What is required: Report the total number of lines that include the string "page", without any other text.

[Records from a data collection]
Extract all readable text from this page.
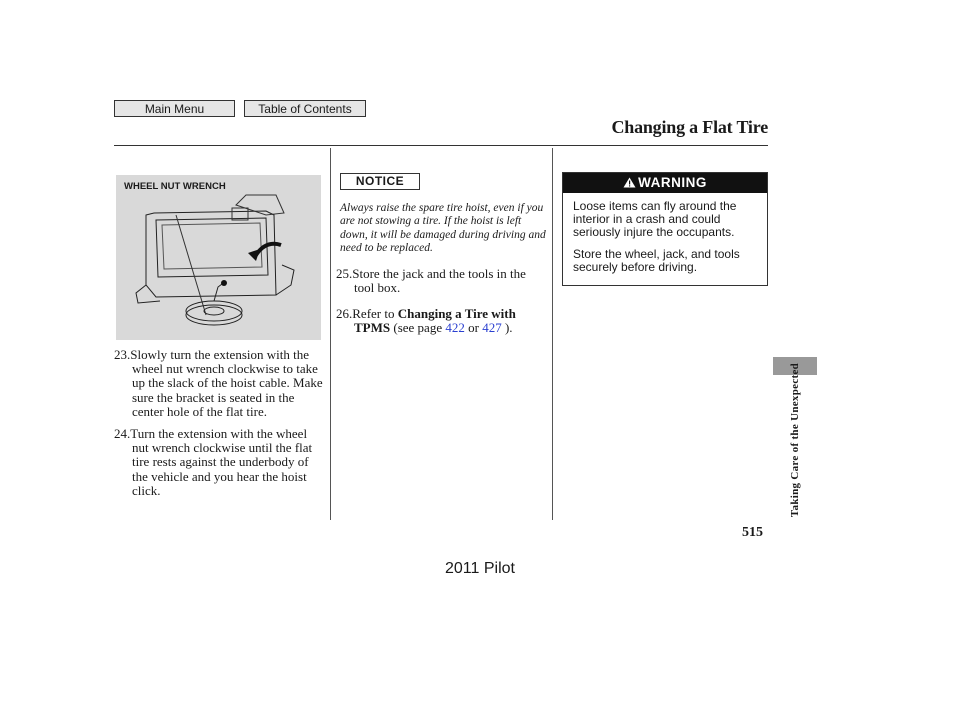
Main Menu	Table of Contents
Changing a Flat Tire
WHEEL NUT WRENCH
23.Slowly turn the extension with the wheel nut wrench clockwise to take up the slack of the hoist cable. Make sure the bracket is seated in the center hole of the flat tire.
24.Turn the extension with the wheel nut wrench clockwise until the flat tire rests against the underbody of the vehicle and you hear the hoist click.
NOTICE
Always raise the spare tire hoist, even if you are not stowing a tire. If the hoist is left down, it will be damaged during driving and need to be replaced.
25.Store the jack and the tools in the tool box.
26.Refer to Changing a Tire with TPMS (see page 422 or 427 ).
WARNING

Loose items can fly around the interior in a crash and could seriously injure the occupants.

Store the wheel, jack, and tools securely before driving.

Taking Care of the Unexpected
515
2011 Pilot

Right answer: 2